◆ Lines of data ◆
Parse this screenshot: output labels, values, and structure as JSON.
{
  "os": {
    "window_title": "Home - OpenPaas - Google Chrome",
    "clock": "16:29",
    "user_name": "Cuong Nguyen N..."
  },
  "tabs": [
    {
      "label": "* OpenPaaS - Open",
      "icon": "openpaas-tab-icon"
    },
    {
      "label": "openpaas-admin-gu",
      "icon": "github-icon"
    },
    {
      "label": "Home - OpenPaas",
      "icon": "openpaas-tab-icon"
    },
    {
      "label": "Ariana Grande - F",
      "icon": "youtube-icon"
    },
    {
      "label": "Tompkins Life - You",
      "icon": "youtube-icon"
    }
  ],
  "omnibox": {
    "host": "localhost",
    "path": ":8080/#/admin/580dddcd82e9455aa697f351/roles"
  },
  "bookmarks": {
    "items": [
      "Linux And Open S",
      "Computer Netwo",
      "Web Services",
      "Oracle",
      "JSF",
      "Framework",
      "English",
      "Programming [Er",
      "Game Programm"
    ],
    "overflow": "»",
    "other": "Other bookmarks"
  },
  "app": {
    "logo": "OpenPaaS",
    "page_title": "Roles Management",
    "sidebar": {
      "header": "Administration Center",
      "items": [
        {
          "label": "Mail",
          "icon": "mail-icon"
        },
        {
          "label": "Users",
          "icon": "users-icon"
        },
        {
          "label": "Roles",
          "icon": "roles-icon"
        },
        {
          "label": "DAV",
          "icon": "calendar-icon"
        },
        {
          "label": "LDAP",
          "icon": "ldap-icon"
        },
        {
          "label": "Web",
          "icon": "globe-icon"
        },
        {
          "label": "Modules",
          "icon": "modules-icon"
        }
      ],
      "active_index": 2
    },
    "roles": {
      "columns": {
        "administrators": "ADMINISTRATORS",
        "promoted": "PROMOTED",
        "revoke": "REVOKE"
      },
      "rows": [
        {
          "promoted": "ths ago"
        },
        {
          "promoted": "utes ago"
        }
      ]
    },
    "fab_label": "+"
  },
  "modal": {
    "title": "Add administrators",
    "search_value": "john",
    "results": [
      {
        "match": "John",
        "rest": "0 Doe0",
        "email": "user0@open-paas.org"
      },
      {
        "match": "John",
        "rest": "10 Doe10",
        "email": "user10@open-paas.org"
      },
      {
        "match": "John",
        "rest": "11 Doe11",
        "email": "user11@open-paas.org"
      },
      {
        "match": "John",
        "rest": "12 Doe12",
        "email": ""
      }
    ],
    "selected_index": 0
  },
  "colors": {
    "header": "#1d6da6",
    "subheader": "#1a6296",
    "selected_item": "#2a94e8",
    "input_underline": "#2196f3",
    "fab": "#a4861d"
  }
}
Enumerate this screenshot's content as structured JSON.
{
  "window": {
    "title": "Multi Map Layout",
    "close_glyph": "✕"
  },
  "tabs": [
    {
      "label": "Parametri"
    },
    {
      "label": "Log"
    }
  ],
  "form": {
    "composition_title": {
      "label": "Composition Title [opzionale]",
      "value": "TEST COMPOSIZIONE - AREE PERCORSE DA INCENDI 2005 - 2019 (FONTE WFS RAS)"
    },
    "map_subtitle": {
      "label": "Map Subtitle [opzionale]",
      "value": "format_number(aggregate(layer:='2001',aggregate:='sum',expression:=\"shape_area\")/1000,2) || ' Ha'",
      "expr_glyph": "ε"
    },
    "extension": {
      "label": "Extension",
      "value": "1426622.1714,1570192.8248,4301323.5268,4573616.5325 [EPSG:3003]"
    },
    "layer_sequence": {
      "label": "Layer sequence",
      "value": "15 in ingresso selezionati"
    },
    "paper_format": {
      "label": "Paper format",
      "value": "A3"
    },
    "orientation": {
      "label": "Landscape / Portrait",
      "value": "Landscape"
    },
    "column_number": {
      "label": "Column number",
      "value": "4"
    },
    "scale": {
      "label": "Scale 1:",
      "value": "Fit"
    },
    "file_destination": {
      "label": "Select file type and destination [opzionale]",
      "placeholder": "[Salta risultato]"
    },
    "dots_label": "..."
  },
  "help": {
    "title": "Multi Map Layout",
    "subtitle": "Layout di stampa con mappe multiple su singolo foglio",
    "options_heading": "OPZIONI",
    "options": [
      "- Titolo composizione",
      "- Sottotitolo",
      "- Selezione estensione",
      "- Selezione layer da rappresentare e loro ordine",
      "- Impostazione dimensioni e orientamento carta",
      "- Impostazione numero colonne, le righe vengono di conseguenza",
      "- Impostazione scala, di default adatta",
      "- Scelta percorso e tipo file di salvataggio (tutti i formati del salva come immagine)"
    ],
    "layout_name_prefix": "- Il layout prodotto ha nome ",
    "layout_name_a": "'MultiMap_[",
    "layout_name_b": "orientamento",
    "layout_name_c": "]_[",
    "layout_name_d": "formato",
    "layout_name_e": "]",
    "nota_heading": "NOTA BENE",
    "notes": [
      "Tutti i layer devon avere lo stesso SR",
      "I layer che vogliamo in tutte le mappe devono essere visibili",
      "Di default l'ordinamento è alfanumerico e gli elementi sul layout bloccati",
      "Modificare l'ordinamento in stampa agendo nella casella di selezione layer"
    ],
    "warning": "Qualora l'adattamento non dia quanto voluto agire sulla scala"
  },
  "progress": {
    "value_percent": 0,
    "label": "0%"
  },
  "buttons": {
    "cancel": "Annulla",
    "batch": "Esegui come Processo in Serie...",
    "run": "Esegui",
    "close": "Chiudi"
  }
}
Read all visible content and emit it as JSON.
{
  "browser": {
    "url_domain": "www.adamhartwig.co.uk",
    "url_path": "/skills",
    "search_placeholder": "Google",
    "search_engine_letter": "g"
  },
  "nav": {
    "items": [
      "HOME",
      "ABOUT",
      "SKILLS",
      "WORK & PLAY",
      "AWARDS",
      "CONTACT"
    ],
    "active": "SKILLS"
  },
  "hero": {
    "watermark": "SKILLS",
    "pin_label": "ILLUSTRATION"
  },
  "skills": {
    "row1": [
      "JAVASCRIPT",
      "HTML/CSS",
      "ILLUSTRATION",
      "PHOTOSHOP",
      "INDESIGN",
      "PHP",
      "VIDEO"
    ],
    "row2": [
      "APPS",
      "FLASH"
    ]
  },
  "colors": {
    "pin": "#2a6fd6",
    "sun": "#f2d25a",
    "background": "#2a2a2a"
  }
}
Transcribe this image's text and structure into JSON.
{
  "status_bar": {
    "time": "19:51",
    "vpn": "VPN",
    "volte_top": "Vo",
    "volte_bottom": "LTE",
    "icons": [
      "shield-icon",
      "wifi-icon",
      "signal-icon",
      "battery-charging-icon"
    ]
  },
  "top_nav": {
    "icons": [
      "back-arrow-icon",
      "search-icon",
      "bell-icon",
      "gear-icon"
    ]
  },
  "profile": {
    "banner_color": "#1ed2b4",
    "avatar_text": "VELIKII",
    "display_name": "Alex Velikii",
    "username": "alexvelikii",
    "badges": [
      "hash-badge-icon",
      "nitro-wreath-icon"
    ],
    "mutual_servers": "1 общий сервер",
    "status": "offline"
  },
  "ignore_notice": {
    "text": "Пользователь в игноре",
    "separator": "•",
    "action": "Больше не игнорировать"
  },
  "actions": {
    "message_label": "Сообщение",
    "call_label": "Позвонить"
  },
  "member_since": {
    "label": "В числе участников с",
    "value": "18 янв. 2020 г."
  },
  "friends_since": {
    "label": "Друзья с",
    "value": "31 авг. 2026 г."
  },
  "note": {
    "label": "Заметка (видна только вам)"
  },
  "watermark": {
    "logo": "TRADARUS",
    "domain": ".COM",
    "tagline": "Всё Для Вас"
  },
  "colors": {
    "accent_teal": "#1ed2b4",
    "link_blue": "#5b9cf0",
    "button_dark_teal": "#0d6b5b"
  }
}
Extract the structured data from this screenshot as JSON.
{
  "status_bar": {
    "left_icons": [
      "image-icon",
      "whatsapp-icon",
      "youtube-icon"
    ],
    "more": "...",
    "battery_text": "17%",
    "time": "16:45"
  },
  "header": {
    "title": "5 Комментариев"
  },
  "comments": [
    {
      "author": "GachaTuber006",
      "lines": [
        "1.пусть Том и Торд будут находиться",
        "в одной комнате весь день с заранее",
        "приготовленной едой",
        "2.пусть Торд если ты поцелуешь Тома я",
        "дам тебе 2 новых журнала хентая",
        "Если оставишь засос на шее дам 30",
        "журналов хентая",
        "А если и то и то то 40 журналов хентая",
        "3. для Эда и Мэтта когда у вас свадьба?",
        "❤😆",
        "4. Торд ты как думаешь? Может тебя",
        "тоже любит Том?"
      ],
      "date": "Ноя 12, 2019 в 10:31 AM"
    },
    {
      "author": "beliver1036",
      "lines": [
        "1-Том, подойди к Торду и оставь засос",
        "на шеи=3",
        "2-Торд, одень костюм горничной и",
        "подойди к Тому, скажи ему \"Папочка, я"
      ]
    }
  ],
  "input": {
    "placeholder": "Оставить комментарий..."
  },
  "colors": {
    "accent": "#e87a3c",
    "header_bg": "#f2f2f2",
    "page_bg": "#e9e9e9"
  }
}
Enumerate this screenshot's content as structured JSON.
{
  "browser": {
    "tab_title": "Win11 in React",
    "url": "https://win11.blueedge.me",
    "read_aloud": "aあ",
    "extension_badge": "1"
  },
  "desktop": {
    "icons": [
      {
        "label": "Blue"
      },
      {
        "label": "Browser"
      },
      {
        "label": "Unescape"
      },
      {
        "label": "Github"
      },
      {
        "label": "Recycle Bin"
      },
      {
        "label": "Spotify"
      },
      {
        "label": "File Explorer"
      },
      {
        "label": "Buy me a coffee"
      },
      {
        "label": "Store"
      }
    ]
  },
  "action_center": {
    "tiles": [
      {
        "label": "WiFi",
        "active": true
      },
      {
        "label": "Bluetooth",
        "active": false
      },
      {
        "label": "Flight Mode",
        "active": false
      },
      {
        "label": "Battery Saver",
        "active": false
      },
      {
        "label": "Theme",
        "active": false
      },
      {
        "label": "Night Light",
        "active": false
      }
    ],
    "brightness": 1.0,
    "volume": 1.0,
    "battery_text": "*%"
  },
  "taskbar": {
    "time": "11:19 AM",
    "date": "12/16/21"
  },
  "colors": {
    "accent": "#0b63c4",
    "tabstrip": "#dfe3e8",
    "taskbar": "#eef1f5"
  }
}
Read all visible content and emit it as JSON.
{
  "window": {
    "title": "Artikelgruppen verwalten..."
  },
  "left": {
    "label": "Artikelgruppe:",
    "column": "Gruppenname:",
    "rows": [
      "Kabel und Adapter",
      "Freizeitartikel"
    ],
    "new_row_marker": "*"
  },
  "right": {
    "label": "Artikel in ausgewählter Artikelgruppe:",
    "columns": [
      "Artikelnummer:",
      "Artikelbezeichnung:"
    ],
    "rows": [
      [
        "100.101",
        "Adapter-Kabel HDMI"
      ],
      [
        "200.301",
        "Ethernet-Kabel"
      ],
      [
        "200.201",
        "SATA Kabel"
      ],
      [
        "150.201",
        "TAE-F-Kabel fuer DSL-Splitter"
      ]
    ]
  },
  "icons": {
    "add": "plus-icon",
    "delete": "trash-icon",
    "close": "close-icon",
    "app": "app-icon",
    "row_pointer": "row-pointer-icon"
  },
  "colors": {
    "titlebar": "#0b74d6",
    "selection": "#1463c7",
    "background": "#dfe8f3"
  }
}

◆ Your instructions ◆
Where a line above holds the string "opzionale", show that line.

◆ Expected answer ◆
      "label": "Composition Title [opzionale]",
      "label": "Map Subtitle [opzionale]",
      "label": "Select file type and destination [opzionale]",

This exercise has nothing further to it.